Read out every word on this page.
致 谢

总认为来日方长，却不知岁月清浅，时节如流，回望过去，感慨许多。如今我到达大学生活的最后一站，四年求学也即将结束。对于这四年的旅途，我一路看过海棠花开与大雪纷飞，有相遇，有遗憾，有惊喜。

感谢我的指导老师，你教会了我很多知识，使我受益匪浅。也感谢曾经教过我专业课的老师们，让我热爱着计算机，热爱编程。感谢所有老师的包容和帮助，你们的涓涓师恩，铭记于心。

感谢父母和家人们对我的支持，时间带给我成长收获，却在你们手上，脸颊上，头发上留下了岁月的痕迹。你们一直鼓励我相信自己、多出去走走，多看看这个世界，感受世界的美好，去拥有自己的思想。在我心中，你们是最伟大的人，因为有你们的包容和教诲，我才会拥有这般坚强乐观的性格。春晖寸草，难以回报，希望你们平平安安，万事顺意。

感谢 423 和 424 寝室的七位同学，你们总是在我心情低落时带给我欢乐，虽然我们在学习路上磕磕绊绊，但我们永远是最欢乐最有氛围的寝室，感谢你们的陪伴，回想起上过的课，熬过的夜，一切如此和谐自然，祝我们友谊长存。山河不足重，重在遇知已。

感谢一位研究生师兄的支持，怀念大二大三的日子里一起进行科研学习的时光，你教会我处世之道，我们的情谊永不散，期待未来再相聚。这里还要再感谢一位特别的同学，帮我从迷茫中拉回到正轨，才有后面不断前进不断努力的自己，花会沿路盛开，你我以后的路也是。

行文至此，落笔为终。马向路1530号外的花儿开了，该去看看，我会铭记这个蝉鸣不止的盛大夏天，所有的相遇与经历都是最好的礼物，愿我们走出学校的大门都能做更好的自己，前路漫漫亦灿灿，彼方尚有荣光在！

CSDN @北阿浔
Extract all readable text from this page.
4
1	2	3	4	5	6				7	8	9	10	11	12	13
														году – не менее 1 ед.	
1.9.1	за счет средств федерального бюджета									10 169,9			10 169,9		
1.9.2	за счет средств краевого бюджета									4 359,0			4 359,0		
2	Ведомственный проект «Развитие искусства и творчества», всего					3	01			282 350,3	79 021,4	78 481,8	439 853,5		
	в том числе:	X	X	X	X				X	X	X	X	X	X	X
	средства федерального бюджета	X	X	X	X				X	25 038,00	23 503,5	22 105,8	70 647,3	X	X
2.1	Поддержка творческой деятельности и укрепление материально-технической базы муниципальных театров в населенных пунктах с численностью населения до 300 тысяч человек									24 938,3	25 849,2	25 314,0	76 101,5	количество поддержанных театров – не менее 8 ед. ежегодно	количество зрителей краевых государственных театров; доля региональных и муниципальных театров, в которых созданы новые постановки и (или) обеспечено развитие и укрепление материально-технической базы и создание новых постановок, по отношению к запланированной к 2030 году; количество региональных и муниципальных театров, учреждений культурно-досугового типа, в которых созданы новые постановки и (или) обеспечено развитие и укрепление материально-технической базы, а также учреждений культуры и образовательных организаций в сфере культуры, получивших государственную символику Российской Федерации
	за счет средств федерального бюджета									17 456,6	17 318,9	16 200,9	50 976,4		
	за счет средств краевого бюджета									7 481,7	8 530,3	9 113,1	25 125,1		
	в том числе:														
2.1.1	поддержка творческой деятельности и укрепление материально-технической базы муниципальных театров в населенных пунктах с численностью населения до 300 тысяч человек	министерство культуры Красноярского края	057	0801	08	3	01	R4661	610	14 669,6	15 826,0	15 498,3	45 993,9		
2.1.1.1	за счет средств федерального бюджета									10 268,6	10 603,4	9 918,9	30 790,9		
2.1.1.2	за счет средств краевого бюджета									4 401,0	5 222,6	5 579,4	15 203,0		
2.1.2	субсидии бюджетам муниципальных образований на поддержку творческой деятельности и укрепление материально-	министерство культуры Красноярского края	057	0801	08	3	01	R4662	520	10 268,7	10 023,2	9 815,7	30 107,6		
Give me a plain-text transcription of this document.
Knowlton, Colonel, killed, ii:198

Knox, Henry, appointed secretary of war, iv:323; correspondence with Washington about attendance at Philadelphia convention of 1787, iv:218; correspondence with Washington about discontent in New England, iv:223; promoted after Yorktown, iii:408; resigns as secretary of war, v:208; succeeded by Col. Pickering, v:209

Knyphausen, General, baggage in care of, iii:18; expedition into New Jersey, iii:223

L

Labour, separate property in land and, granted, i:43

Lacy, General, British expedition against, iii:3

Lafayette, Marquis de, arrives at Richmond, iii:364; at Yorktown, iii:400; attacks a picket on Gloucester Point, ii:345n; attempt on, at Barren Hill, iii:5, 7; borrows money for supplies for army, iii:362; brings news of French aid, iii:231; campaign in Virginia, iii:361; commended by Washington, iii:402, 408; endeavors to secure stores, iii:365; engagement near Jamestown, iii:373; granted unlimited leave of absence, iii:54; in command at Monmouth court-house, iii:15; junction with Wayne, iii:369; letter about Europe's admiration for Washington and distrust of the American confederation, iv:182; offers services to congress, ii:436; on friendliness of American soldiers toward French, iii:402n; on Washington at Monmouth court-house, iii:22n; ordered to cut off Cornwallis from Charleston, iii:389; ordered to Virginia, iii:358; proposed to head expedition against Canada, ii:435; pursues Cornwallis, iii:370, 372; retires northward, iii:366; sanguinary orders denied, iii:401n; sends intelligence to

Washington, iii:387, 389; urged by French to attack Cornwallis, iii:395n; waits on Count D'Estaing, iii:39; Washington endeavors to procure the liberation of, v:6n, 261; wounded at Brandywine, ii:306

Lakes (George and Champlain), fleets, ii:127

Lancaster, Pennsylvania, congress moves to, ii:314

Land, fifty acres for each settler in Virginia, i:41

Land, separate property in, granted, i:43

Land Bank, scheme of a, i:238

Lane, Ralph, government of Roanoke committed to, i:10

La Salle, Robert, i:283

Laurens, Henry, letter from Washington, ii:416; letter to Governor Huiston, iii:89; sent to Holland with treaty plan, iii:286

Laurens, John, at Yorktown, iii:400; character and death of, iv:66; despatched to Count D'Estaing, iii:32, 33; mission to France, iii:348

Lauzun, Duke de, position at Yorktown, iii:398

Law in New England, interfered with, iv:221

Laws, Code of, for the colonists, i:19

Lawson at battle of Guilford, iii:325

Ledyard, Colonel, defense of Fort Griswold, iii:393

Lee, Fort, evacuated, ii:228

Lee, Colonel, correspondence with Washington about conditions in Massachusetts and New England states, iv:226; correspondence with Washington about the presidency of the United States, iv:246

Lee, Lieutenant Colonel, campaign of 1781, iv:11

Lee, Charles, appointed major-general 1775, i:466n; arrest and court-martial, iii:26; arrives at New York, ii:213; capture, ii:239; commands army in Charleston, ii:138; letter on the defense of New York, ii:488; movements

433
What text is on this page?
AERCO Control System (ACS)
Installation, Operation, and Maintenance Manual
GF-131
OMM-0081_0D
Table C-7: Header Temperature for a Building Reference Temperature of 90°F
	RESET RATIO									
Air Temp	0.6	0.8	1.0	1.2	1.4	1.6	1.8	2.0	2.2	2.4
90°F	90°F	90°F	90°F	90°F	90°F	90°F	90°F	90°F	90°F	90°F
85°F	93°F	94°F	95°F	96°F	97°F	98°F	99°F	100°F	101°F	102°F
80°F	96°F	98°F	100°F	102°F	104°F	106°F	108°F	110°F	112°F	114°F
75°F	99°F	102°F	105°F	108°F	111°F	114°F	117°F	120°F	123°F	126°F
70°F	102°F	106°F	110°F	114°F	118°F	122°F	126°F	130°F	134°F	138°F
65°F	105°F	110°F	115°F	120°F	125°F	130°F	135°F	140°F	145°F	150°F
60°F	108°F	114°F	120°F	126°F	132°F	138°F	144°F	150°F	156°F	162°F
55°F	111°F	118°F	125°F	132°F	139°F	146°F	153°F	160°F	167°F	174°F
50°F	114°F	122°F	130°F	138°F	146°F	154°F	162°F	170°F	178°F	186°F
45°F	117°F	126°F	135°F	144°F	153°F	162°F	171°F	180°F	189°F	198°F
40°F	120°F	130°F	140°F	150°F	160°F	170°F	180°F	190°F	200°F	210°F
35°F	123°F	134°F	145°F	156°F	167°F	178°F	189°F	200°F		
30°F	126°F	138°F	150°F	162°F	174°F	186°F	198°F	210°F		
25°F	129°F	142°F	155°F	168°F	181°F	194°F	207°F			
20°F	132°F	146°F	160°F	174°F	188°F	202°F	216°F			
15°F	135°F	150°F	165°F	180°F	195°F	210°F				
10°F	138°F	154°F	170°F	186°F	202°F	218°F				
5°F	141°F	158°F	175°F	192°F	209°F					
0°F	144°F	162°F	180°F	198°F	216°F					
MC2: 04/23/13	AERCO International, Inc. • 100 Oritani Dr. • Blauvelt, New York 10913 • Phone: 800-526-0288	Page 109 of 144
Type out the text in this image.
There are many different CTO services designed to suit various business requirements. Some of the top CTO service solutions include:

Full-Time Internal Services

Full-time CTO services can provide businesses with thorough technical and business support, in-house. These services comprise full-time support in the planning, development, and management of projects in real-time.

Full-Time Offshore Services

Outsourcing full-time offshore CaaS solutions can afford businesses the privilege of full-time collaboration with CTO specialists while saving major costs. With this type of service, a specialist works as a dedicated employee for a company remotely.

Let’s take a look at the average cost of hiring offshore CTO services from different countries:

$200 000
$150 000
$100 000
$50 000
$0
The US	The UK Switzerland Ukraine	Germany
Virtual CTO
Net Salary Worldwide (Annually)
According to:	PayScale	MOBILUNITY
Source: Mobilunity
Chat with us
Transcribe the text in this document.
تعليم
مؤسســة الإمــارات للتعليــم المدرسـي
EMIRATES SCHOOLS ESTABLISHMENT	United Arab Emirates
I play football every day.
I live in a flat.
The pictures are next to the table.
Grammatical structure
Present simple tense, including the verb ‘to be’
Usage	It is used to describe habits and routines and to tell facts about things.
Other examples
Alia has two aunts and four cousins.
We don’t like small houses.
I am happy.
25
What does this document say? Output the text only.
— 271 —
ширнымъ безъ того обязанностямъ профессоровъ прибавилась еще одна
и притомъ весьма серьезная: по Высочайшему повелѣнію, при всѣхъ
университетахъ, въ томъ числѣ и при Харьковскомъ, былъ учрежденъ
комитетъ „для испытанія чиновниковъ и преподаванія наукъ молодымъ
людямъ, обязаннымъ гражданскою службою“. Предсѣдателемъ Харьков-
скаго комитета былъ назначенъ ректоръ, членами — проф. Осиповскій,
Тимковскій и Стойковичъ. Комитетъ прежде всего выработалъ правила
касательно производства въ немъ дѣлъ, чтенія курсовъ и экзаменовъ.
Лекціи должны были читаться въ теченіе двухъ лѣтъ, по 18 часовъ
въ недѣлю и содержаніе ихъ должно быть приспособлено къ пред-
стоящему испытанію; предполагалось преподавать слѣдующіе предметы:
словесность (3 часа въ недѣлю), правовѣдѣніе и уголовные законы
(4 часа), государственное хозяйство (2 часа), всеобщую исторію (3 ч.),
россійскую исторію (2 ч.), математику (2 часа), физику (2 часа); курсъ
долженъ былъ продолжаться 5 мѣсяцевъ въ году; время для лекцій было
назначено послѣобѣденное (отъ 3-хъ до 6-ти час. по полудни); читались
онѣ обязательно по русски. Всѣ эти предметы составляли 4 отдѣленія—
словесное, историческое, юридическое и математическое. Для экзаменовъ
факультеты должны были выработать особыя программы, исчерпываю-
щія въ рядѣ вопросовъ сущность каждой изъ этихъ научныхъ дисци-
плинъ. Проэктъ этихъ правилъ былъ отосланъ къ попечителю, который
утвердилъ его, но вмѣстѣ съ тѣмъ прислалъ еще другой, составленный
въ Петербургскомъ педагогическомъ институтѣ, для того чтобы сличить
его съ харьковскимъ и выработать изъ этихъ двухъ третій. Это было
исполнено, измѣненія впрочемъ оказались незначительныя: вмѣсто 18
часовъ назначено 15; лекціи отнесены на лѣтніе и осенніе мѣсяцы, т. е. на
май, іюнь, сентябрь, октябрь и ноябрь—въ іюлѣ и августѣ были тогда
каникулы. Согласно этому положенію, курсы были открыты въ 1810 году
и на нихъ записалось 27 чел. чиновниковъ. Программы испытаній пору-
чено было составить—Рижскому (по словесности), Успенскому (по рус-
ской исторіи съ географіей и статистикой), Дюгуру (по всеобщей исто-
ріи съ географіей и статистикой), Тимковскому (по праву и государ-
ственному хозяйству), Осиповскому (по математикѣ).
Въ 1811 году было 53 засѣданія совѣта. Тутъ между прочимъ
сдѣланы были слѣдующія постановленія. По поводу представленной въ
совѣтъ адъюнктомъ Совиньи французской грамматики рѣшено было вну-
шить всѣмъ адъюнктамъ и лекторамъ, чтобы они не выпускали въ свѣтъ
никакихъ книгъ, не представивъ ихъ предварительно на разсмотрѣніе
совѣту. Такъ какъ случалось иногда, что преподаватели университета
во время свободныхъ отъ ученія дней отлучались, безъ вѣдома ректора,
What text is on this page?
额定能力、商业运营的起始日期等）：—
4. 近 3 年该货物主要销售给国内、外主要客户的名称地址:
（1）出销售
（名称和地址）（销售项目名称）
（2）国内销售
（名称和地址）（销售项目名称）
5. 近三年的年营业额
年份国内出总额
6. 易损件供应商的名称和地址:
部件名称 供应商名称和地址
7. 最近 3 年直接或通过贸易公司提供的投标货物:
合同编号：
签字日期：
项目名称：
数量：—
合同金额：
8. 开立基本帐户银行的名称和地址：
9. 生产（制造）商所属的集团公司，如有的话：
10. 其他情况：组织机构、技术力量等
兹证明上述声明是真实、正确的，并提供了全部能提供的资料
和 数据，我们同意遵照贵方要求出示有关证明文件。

**OBJECTIVE**: Search the data for the string "property". List each line that has it.

**COMPLETE ANSWER**:
Labour, separate property in land and, granted, i:43
Land, separate property in, granted, i:43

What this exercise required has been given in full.